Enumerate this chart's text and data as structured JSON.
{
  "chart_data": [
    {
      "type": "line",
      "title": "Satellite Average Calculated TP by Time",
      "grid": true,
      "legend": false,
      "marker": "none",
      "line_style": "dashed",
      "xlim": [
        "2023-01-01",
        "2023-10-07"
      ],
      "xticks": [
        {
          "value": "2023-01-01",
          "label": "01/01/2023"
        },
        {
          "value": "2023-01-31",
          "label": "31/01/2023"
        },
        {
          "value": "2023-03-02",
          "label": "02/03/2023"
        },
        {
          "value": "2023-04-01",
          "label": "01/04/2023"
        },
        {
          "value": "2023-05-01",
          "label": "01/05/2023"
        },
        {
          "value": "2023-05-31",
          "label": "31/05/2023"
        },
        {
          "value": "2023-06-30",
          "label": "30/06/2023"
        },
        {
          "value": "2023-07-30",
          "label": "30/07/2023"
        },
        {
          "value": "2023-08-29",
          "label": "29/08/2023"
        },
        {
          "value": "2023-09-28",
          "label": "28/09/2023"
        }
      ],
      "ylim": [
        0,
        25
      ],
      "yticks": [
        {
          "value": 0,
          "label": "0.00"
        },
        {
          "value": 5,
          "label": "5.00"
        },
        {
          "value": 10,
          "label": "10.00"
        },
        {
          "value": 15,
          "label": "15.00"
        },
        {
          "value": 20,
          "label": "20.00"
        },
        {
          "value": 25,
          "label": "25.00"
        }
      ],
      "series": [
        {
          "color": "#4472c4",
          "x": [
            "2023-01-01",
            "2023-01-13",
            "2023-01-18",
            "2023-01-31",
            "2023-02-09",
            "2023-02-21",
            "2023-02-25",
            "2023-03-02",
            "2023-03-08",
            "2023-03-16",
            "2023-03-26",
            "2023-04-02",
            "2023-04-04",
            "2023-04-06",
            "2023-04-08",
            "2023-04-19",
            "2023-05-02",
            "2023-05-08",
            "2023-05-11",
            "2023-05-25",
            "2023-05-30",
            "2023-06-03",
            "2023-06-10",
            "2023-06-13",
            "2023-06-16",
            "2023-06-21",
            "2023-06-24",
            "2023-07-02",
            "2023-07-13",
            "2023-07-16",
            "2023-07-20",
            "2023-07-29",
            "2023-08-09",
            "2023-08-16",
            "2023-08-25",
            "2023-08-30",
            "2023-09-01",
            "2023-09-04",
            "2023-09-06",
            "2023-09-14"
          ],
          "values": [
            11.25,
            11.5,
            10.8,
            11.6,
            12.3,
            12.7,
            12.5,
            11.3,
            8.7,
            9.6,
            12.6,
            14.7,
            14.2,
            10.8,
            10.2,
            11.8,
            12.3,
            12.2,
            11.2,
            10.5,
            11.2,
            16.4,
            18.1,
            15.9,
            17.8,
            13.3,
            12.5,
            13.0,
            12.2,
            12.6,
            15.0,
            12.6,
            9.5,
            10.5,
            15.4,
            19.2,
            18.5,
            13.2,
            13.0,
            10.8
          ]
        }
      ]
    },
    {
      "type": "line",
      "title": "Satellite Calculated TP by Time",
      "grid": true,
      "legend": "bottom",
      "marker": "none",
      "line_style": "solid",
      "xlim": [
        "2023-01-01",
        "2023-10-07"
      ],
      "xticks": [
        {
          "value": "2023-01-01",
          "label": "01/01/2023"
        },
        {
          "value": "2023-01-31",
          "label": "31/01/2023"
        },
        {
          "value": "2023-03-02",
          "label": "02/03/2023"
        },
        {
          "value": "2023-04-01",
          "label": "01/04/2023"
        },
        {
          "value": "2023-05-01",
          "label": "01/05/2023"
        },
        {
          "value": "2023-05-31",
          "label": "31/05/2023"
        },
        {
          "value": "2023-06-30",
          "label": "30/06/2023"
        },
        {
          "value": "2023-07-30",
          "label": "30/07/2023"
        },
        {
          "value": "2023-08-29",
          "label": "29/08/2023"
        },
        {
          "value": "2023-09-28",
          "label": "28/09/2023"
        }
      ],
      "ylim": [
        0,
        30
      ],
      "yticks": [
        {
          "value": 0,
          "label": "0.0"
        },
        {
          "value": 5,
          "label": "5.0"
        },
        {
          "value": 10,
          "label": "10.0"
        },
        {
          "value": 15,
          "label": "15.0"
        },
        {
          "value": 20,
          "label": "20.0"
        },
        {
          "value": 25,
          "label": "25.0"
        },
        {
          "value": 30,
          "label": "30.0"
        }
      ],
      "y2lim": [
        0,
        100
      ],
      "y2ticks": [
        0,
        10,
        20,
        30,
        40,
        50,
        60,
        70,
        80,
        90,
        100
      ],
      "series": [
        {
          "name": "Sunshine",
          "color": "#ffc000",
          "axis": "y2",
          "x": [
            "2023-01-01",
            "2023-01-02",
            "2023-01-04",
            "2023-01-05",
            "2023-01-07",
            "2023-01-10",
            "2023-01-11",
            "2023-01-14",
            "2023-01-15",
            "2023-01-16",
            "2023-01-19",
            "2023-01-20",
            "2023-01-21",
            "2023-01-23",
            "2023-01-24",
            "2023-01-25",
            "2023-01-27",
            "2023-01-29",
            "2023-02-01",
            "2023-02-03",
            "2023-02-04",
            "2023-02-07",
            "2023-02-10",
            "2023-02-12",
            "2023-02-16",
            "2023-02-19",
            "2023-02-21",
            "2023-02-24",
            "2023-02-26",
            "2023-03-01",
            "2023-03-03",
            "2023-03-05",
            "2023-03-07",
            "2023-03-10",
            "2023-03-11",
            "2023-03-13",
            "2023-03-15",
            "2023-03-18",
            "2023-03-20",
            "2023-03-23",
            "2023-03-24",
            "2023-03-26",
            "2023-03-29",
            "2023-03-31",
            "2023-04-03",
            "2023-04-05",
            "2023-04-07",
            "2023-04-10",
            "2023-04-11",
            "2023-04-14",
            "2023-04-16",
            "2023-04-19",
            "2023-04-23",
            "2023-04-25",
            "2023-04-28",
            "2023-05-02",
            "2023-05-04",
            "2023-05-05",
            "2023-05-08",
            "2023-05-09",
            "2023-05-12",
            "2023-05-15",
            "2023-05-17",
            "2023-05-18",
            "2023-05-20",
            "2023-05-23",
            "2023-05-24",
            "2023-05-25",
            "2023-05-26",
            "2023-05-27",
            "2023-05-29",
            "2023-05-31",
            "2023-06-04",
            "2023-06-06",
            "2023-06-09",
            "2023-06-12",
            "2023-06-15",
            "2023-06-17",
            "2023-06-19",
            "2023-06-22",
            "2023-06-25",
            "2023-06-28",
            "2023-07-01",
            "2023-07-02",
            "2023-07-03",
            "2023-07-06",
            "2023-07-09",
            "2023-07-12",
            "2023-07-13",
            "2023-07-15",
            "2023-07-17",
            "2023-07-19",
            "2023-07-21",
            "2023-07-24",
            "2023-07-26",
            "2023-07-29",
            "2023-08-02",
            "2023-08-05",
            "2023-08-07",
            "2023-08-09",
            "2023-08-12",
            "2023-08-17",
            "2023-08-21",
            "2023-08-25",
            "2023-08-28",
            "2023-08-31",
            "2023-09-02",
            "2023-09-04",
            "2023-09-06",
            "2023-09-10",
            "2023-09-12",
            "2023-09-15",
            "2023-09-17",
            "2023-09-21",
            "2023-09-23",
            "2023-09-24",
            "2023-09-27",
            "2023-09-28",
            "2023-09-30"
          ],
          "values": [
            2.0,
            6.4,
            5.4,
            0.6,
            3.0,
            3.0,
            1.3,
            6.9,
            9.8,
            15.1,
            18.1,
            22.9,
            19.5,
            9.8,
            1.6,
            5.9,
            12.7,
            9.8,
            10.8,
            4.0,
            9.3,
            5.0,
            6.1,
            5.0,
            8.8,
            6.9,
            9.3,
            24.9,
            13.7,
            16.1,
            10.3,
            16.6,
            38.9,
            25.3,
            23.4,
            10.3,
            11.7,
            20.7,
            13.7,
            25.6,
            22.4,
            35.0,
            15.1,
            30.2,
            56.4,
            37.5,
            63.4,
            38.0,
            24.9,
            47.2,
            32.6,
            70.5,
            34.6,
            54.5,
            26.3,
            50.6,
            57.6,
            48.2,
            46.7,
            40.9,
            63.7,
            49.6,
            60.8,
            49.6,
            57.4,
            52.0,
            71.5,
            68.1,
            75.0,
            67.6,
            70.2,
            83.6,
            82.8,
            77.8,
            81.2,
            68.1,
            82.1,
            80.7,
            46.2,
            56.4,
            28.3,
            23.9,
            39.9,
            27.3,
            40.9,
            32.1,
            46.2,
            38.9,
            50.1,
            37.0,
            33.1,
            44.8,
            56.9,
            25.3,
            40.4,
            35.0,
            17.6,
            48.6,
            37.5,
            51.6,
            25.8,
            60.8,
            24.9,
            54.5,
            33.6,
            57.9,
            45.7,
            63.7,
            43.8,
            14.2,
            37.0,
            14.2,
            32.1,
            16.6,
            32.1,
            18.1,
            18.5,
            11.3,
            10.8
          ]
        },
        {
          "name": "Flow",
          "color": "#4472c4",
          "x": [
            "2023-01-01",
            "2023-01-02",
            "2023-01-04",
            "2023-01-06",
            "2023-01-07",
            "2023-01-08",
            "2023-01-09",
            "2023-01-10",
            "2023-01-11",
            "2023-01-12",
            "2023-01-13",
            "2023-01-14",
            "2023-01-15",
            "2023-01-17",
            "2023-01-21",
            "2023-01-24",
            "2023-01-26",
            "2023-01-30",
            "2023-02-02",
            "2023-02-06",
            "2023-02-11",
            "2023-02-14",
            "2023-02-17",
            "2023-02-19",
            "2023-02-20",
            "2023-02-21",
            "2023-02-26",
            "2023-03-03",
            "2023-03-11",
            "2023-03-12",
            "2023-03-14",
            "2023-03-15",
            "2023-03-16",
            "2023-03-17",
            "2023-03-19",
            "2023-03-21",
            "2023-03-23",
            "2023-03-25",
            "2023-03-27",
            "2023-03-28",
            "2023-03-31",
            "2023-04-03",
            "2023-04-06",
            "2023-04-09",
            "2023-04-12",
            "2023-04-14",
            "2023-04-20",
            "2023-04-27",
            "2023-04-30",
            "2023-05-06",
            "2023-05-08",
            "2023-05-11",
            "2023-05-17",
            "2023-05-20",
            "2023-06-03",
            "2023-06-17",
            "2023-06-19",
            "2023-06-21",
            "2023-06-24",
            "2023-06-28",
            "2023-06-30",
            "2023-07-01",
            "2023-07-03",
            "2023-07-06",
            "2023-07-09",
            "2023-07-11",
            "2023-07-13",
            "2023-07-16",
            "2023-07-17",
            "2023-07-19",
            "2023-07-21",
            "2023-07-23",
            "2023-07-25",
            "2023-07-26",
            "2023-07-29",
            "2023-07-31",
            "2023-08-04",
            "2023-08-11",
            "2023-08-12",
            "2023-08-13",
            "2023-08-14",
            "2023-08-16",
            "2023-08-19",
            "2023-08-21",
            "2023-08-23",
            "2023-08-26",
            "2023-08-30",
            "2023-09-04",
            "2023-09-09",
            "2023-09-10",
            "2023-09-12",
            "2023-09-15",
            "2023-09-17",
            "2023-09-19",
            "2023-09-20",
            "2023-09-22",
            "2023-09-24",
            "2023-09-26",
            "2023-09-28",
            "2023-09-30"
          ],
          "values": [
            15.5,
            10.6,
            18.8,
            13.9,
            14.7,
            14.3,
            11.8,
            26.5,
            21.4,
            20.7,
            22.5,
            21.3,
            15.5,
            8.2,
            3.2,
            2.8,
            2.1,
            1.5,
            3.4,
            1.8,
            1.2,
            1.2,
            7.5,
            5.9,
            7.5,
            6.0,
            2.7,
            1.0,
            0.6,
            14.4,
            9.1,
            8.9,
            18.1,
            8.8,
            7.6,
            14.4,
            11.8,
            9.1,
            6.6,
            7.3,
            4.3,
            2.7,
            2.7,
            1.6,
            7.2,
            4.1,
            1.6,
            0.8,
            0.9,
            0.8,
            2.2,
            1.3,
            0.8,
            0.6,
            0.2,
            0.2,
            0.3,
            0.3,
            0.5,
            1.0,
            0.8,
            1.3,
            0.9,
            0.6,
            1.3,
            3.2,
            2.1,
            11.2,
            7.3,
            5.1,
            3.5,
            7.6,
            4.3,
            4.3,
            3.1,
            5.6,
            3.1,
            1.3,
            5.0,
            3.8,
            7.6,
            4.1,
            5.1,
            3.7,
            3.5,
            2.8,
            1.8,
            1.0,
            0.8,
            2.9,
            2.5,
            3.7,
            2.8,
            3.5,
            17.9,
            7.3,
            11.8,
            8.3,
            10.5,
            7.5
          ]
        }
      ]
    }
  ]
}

—————

Extract every line from the records above that contains the word "Time".

      "title": "Satellite Average Calculated TP by Time",
      "title": "Satellite Calculated TP by Time",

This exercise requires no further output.